START

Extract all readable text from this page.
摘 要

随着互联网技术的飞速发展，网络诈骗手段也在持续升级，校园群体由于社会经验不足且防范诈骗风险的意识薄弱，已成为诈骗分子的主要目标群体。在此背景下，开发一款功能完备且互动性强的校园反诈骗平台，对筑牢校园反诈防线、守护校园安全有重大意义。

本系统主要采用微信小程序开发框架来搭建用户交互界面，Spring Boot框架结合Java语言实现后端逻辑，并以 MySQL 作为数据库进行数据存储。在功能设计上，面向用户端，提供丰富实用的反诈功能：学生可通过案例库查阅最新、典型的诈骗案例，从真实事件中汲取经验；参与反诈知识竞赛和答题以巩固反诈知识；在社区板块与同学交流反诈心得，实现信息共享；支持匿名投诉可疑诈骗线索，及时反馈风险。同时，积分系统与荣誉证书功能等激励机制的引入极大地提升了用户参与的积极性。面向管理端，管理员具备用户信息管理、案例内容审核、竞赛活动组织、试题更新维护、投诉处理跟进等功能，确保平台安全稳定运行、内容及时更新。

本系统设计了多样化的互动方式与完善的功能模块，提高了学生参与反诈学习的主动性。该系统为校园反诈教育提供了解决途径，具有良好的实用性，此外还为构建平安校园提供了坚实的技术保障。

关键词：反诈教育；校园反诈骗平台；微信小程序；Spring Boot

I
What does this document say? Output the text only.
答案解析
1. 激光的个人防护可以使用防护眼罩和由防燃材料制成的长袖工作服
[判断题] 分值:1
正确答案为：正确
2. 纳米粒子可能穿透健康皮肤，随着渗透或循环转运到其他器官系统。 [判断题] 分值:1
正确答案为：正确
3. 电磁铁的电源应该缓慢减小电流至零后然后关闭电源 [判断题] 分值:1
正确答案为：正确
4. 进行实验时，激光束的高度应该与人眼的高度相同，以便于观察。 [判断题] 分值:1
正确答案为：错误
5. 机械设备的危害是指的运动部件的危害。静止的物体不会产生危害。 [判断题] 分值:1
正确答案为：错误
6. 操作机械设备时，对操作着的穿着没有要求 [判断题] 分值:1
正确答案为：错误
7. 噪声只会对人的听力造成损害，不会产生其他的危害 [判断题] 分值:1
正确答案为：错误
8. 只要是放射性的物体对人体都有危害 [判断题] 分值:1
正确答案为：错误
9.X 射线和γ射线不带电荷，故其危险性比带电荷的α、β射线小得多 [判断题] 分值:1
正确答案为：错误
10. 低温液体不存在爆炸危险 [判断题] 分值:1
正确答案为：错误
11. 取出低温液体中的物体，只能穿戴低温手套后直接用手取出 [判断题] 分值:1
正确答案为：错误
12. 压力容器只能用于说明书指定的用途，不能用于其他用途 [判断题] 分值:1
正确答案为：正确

END

• SHORT TASK: Among the records above, find each line holding the string "text" and pull it out.

• SOLUTION TO THE PROBLEM:
Extract all readable text from this page.
What does this document say? Output the text only.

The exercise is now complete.